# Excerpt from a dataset
━━━━━━━━━━━━━━━━━━━━━━━━━━━━━━
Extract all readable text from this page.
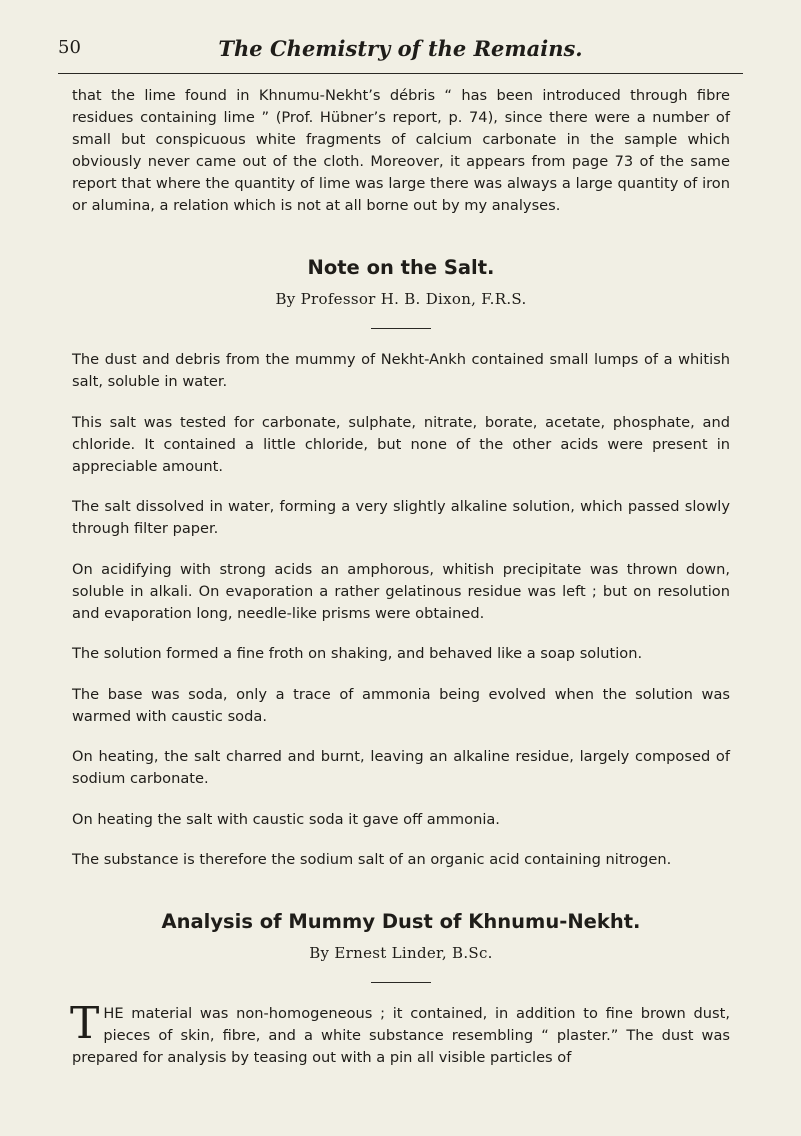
50	The Chemistry of the Remains.

that the lime found in Khnumu-Nekht’s débris “ has been introduced through fibre residues containing lime ” (Prof. Hübner’s report, p. 74), since there were a number of small but conspicuous white fragments of calcium carbonate in the sample which obviously never came out of the cloth. Moreover, it appears from page 73 of the same report that where the quantity of lime was large there was always a large quantity of iron or alumina, a relation which is not at all borne out by my analyses.

Note on the Salt.
By Professor H. B. Dixon, F.R.S.

The dust and debris from the mummy of Nekht-Ankh contained small lumps of a whitish salt, soluble in water.

This salt was tested for carbonate, sulphate, nitrate, borate, acetate, phosphate, and chloride. It contained a little chloride, but none of the other acids were present in appreciable amount.

The salt dissolved in water, forming a very slightly alkaline solution, which passed slowly through filter paper.

On acidifying with strong acids an amphorous, whitish precipitate was thrown down, soluble in alkali. On evaporation a rather gelatinous residue was left ; but on resolution and evaporation long, needle-like prisms were obtained.

The solution formed a fine froth on shaking, and behaved like a soap solution.

The base was soda, only a trace of ammonia being evolved when the solution was warmed with caustic soda.

On heating, the salt charred and burnt, leaving an alkaline residue, largely composed of sodium carbonate.

On heating the salt with caustic soda it gave off ammonia.

The substance is therefore the sodium salt of an organic acid containing nitrogen.

Analysis of Mummy Dust of Khnumu-Nekht.
By Ernest Linder, B.Sc.

THE material was non-homogeneous ; it contained, in addition to fine brown dust, pieces of skin, fibre, and a white substance resembling “ plaster.” The dust was prepared for analysis by teasing out with a pin all visible particles of
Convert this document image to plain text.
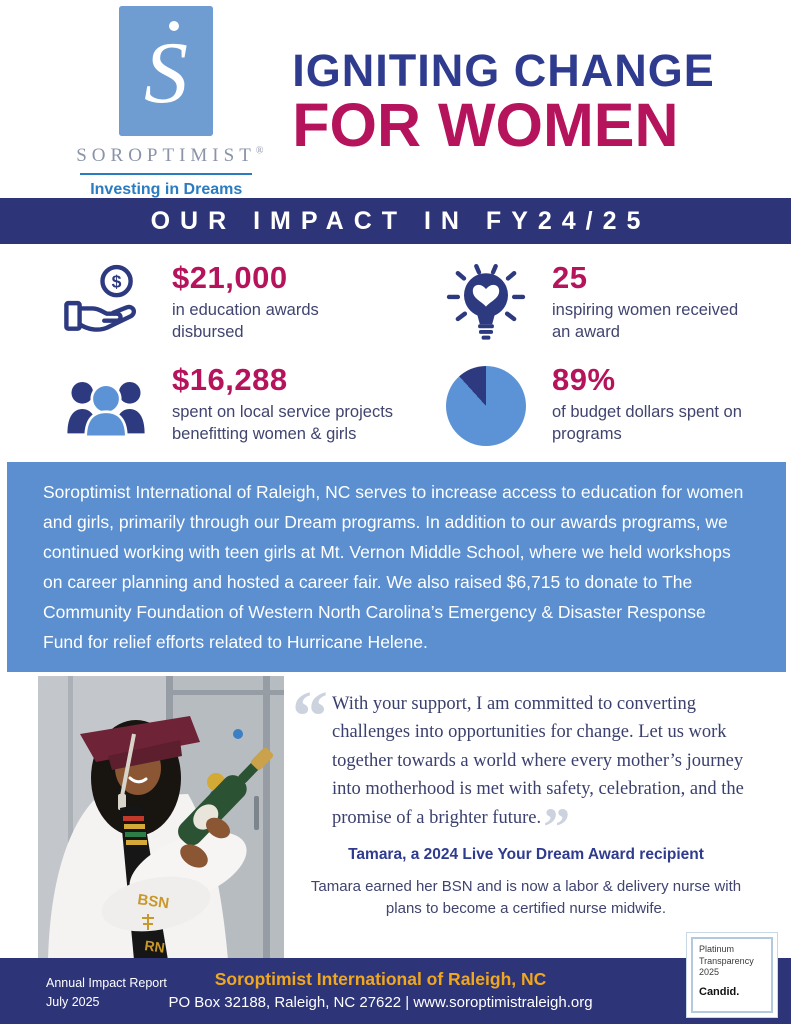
S
SOROPTIMIST®
Investing in Dreams
IGNITING CHANGE
FOR WOMEN
OUR IMPACT IN FY24/25
$ $21,000
in education awards disbursed
25
inspiring women received an award
$16,288
spent on local service projects benefitting women & girls
89%
of budget dollars spent on programs
Soroptimist International of Raleigh, NC serves to increase access to education for women and girls, primarily through our Dream programs. In addition to our awards programs, we continued working with teen girls at Mt. Vernon Middle School, where we held workshops on career planning and hosted a career fair. We also raised $6,715 to donate to The Community Foundation of Western North Carolina’s Emergency & Disaster Response Fund for relief efforts related to Hurricane Helene.
BSN
RN
“ With your support, I am committed to converting challenges into opportunities for change. Let us work together towards a world where every mother’s journey into motherhood is met with safety, celebration, and the promise of a brighter future.”
Tamara, a 2024 Live Your Dream Award recipient
Tamara earned her BSN and is now a labor & delivery nurse with plans to become a certified nurse midwife.
Annual Impact Report
July 2025
Soroptimist International of Raleigh, NC
PO Box 32188, Raleigh, NC 27622 | www.soroptimistraleigh.org
Platinum
Transparency
2025
Candid.
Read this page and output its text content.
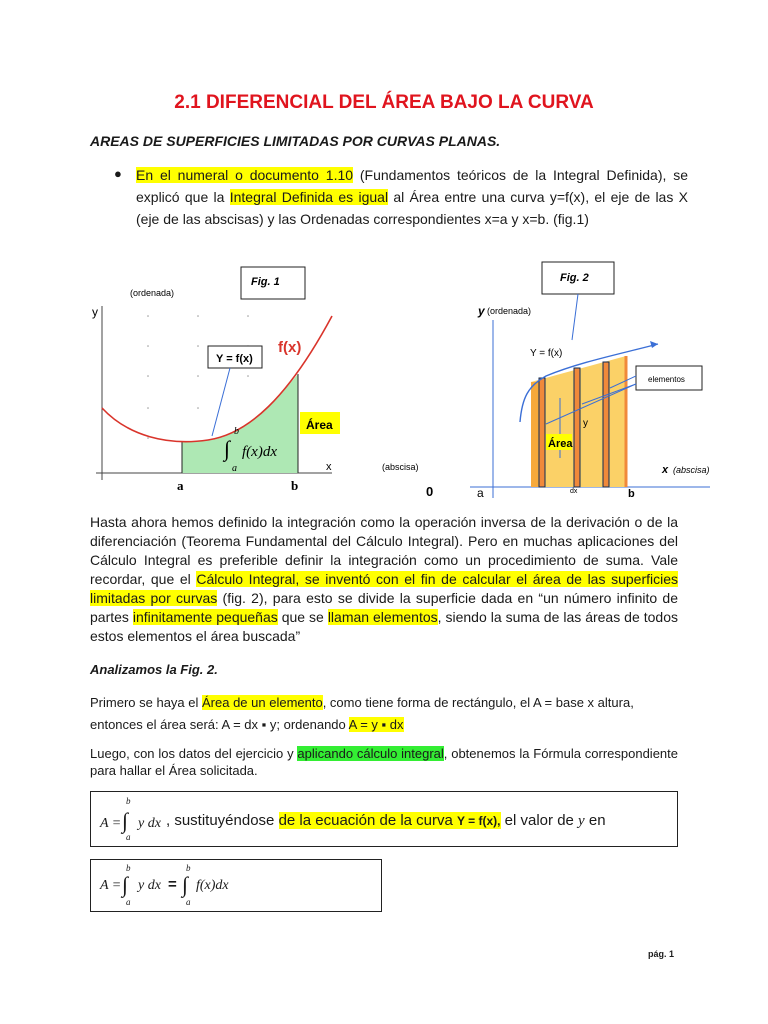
2.1 DIFERENCIAL DEL ÁREA BAJO LA CURVA
AREAS DE SUPERFICIES LIMITADAS POR CURVAS PLANAS.
● En el numeral o documento 1.10 (Fundamentos teóricos de la Integral Definida), se explicó que la Integral Definida es igual al Área entre una curva y=f(x), el eje de las X (eje de las abscisas) y las Ordenadas correspondientes x=a y x=b. (fig.1)
Fig. 1
(ordenada)
y
x
f(x)
Y = f(x)
b
∫
a
f(x)dx
Área
a	b
(abscisa)
0
Fig. 2
y (ordenada)
Y = f(x)
elementos
y
Área
x (abscisa)
a	dx	b
Hasta ahora hemos definido la integración como la operación inversa de la derivación o de la diferenciación (Teorema Fundamental del Cálculo Integral). Pero en muchas aplicaciones del Cálculo Integral es preferible definir la integración como un procedimiento de suma. Vale recordar, que el Cálculo Integral, se inventó con el fin de calcular el área de las superficies limitadas por curvas (fig. 2), para esto se divide la superficie dada en “un número infinito de partes infinitamente pequeñas que se llaman elementos, siendo la suma de las áreas de todos estos elementos el área buscada”
Analizamos la Fig. 2.
Primero se haya el Área de un elemento, como tiene forma de rectángulo, el A = base x altura, entonces el área será: A = dx ▪ y; ordenando A = y ▪ dx
Luego, con los datos del ejercicio y aplicando cálculo integral, obtenemos la Fórmula correspondiente para hallar el Área solicitada.
A =
b
∫
a
y dx , sustituyéndose de la ecuación de la curva Y = f(x), el valor de y en
A =
b
∫
a
y dx =
b
∫
a
f(x)dx
pág. 1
━━━━━━━━━━━━━━━━━━━━━━━━━━━━━━
# Objective
Pick out every line holding the string "base" and return it.

# Worked solution
The base was soda, only a trace of ammonia being evolved when the solution was warmed with caustic soda.
Primero se haya el Área de un elemento, como tiene forma de rectángulo, el A = base x altura, entonces el área será: A = dx ▪ y; ordenando A = y ▪ dx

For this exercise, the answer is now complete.